**What is asked:** Find each line with the string "icon" and copy it.

**Dataset entries:**
▼

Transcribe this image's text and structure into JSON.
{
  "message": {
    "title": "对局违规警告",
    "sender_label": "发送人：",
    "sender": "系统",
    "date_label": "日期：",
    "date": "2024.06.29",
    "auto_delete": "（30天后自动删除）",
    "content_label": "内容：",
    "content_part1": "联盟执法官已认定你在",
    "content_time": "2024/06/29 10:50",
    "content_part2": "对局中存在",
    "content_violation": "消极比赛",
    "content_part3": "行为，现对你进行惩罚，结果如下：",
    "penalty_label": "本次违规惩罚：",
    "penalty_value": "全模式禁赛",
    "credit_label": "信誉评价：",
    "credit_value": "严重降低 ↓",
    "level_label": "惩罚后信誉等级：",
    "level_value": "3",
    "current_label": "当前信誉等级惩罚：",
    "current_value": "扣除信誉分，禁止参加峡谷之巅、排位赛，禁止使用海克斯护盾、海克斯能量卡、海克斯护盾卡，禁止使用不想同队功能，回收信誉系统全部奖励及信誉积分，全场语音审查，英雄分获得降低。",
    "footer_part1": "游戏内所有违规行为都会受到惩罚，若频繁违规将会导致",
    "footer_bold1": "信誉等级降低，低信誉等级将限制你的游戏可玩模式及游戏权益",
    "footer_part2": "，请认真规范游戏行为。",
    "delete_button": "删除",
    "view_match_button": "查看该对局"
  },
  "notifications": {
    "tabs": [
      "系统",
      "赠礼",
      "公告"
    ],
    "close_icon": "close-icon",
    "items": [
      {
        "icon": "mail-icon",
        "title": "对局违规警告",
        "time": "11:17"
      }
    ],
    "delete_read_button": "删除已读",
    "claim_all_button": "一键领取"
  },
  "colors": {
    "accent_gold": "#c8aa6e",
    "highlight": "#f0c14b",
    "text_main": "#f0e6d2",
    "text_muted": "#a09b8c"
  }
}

▲

**Exercise answer:**
    "close_icon": "close-icon",
        "icon": "mail-icon",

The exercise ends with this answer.